> _What is required_
Would you quote every entry exactly, dropping only the pictures?
-=-=-
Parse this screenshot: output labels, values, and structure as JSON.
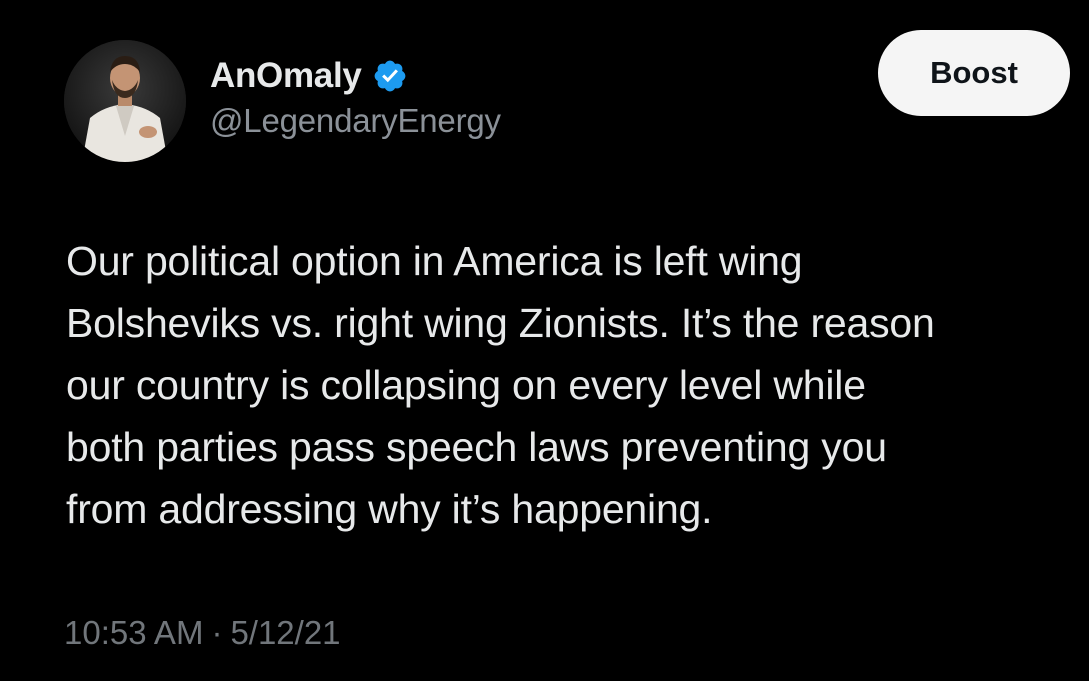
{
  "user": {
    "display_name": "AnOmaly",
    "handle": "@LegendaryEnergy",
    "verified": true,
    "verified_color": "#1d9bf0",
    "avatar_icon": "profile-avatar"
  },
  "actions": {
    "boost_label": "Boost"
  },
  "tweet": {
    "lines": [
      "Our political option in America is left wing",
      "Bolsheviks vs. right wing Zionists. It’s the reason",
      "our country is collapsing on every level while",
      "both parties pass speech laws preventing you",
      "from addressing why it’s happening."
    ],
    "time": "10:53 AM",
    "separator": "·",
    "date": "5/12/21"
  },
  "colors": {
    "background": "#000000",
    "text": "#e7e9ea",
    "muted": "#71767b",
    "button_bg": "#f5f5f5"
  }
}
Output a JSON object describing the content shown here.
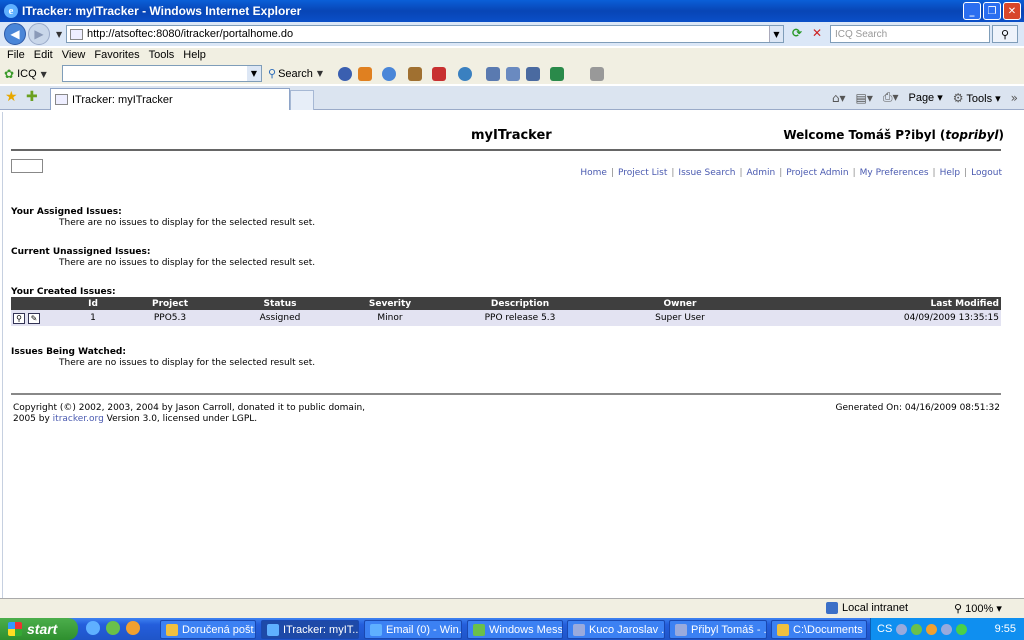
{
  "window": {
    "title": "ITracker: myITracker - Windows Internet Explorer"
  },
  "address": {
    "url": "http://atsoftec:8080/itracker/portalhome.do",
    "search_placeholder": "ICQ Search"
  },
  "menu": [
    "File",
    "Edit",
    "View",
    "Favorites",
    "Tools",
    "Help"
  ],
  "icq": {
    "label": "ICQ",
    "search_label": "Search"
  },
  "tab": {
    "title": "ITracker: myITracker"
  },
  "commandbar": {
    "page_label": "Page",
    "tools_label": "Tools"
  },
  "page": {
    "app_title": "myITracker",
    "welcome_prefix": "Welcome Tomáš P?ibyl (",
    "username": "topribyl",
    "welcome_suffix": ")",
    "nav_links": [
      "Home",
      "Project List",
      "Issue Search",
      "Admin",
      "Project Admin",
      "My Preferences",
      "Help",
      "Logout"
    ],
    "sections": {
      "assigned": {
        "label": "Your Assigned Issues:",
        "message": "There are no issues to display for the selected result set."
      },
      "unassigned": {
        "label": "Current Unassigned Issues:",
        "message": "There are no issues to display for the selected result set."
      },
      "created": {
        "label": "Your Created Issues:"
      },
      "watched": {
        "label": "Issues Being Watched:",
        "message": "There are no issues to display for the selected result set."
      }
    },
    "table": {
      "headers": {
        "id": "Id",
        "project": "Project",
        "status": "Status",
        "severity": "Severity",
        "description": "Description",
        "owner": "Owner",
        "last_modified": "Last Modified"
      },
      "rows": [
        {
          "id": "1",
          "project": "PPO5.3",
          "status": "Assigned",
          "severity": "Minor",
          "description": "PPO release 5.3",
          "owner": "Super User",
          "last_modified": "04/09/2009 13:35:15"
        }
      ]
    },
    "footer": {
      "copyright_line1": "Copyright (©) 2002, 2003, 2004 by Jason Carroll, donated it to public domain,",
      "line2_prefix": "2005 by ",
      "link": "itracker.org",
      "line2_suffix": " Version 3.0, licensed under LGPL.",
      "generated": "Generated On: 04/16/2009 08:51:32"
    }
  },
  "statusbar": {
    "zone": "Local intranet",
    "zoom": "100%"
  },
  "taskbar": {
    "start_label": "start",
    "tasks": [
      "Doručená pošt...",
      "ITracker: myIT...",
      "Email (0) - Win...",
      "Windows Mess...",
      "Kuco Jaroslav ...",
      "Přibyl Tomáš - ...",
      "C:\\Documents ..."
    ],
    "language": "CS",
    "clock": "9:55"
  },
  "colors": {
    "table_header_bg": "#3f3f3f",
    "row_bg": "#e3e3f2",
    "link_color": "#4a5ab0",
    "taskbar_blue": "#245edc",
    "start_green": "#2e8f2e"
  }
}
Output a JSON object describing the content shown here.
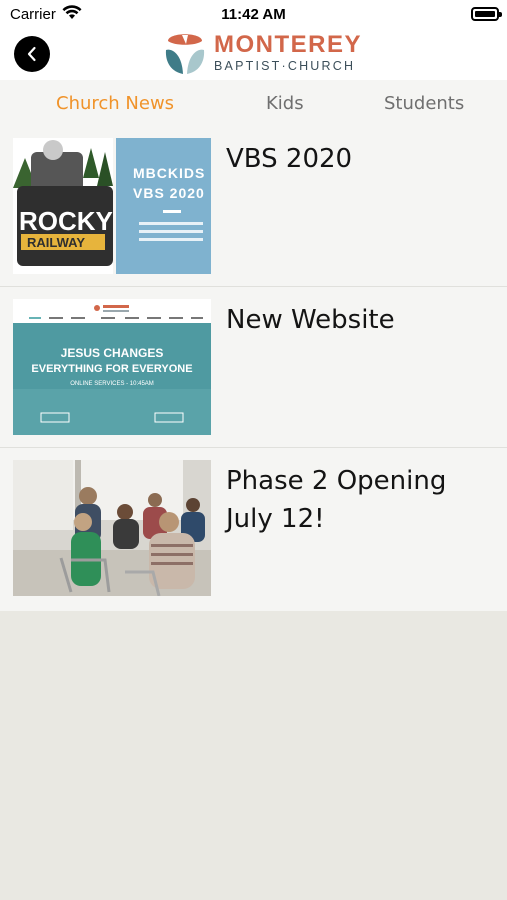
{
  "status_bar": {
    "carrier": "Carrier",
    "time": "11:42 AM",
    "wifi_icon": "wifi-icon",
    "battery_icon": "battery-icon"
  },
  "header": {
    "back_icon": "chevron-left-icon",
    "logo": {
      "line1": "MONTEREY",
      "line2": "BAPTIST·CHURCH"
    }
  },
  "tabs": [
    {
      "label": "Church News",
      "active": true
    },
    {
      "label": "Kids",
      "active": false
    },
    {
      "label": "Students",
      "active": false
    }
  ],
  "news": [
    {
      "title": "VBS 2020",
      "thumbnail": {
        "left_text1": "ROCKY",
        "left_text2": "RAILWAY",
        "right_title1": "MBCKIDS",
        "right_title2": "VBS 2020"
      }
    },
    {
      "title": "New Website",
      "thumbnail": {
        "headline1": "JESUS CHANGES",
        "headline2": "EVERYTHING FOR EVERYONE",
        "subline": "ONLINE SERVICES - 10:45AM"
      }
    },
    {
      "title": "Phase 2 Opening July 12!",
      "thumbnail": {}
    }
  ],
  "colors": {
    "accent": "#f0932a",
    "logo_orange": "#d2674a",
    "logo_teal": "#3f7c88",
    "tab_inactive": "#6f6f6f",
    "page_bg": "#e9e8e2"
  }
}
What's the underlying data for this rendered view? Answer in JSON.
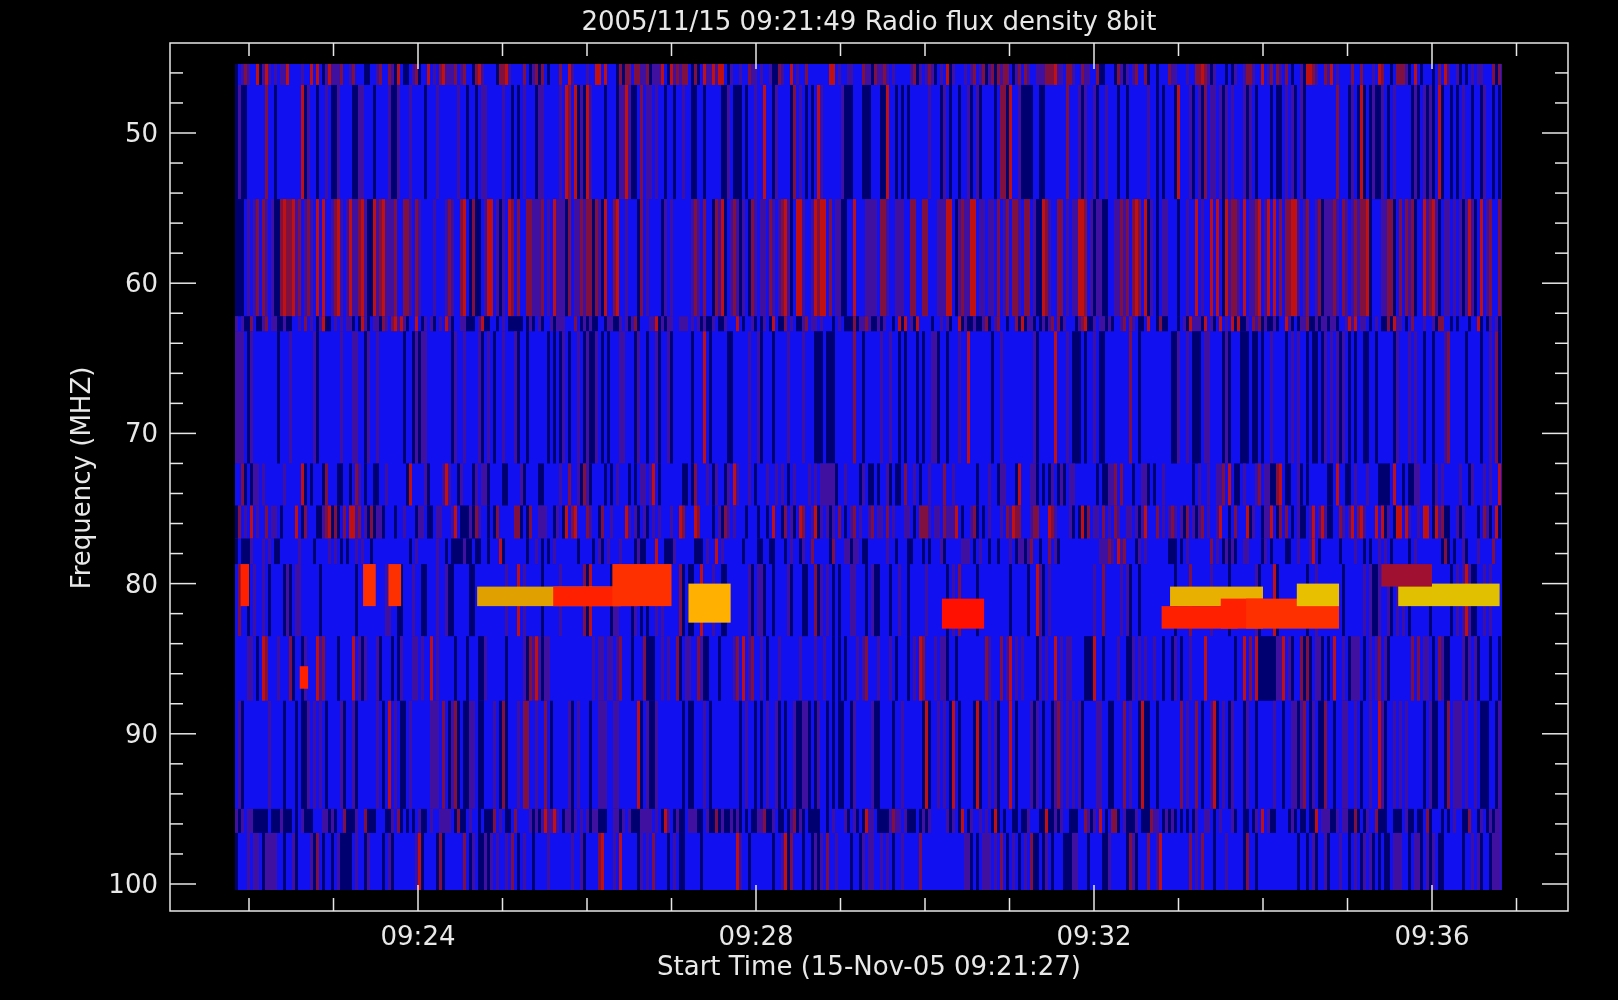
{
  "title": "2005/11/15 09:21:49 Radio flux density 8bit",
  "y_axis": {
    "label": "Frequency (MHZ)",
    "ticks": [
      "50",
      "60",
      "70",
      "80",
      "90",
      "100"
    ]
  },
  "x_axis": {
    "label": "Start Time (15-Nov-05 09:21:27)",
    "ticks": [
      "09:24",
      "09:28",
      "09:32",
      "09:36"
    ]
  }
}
-=-=-
> _Result for this exercise_
Parse this screenshot: output labels, values, and structure as JSON.
{
  "user": {
    "display_name": "AnOmaly",
    "handle": "@LegendaryEnergy",
    "verified": true,
    "verified_color": "#1d9bf0",
    "avatar_icon": "profile-avatar"
  },
  "actions": {
    "boost_label": "Boost"
  },
  "tweet": {
    "lines": [
      "Our political option in America is left wing",
      "Bolsheviks vs. right wing Zionists. It’s the reason",
      "our country is collapsing on every level while",
      "both parties pass speech laws preventing you",
      "from addressing why it’s happening."
    ],
    "time": "10:53 AM",
    "separator": "·",
    "date": "5/12/21"
  },
  "colors": {
    "background": "#000000",
    "text": "#e7e9ea",
    "muted": "#71767b",
    "button_bg": "#f5f5f5"
  }
}
Output a JSON object describing the content shown here.
{
  "window": {
    "title": "ITracker: myITracker - Windows Internet Explorer"
  },
  "address": {
    "url": "http://atsoftec:8080/itracker/portalhome.do",
    "search_placeholder": "ICQ Search"
  },
  "menu": [
    "File",
    "Edit",
    "View",
    "Favorites",
    "Tools",
    "Help"
  ],
  "icq": {
    "label": "ICQ",
    "search_label": "Search"
  },
  "tab": {
    "title": "ITracker: myITracker"
  },
  "commandbar": {
    "page_label": "Page",
    "tools_label": "Tools"
  },
  "page": {
    "app_title": "myITracker",
    "welcome_prefix": "Welcome Tomáš P?ibyl (",
    "username": "topribyl",
    "welcome_suffix": ")",
    "nav_links": [
      "Home",
      "Project List",
      "Issue Search",
      "Admin",
      "Project Admin",
      "My Preferences",
      "Help",
      "Logout"
    ],
    "sections": {
      "assigned": {
        "label": "Your Assigned Issues:",
        "message": "There are no issues to display for the selected result set."
      },
      "unassigned": {
        "label": "Current Unassigned Issues:",
        "message": "There are no issues to display for the selected result set."
      },
      "created": {
        "label": "Your Created Issues:"
      },
      "watched": {
        "label": "Issues Being Watched:",
        "message": "There are no issues to display for the selected result set."
      }
    },
    "table": {
      "headers": {
        "id": "Id",
        "project": "Project",
        "status": "Status",
        "severity": "Severity",
        "description": "Description",
        "owner": "Owner",
        "last_modified": "Last Modified"
      },
      "rows": [
        {
          "id": "1",
          "project": "PPO5.3",
          "status": "Assigned",
          "severity": "Minor",
          "description": "PPO release 5.3",
          "owner": "Super User",
          "last_modified": "04/09/2009 13:35:15"
        }
      ]
    },
    "footer": {
      "copyright_line1": "Copyright (©) 2002, 2003, 2004 by Jason Carroll, donated it to public domain,",
      "line2_prefix": "2005 by ",
      "link": "itracker.org",
      "line2_suffix": " Version 3.0, licensed under LGPL.",
      "generated": "Generated On: 04/16/2009 08:51:32"
    }
  },
  "statusbar": {
    "zone": "Local intranet",
    "zoom": "100%"
  },
  "taskbar": {
    "start_label": "start",
    "tasks": [
      "Doručená pošt...",
      "ITracker: myIT...",
      "Email (0) - Win...",
      "Windows Mess...",
      "Kuco Jaroslav ...",
      "Přibyl Tomáš - ...",
      "C:\\Documents ..."
    ],
    "language": "CS",
    "clock": "9:55"
  },
  "colors": {
    "table_header_bg": "#3f3f3f",
    "row_bg": "#e3e3f2",
    "link_color": "#4a5ab0",
    "taskbar_blue": "#245edc",
    "start_green": "#2e8f2e"
  }
}
Output a JSON object describing the content shown here.
{
  "status_bar": {
    "carrier": "Carrier",
    "time": "11:42 AM",
    "wifi_icon": "wifi-icon",
    "battery_icon": "battery-icon"
  },
  "header": {
    "back_icon": "chevron-left-icon",
    "logo": {
      "line1": "MONTEREY",
      "line2": "BAPTIST·CHURCH"
    }
  },
  "tabs": [
    {
      "label": "Church News",
      "active": true
    },
    {
      "label": "Kids",
      "active": false
    },
    {
      "label": "Students",
      "active": false
    }
  ],
  "news": [
    {
      "title": "VBS 2020",
      "thumbnail": {
        "left_text1": "ROCKY",
        "left_text2": "RAILWAY",
        "right_title1": "MBCKIDS",
        "right_title2": "VBS 2020"
      }
    },
    {
      "title": "New Website",
      "thumbnail": {
        "headline1": "JESUS CHANGES",
        "headline2": "EVERYTHING FOR EVERYONE",
        "subline": "ONLINE SERVICES - 10:45AM"
      }
    },
    {
      "title": "Phase 2 Opening July 12!",
      "thumbnail": {}
    }
  ],
  "colors": {
    "accent": "#f0932a",
    "logo_orange": "#d2674a",
    "logo_teal": "#3f7c88",
    "tab_inactive": "#6f6f6f",
    "page_bg": "#e9e8e2"
  }
}
What's the underlying data for this rendered view? Answer in JSON.
{
  "title": "2005/11/15 09:21:49 Radio flux density 8bit",
  "y_axis": {
    "label": "Frequency (MHZ)",
    "ticks": [
      "50",
      "60",
      "70",
      "80",
      "90",
      "100"
    ]
  },
  "x_axis": {
    "label": "Start Time (15-Nov-05 09:21:27)",
    "ticks": [
      "09:24",
      "09:28",
      "09:32",
      "09:36"
    ]
  }
}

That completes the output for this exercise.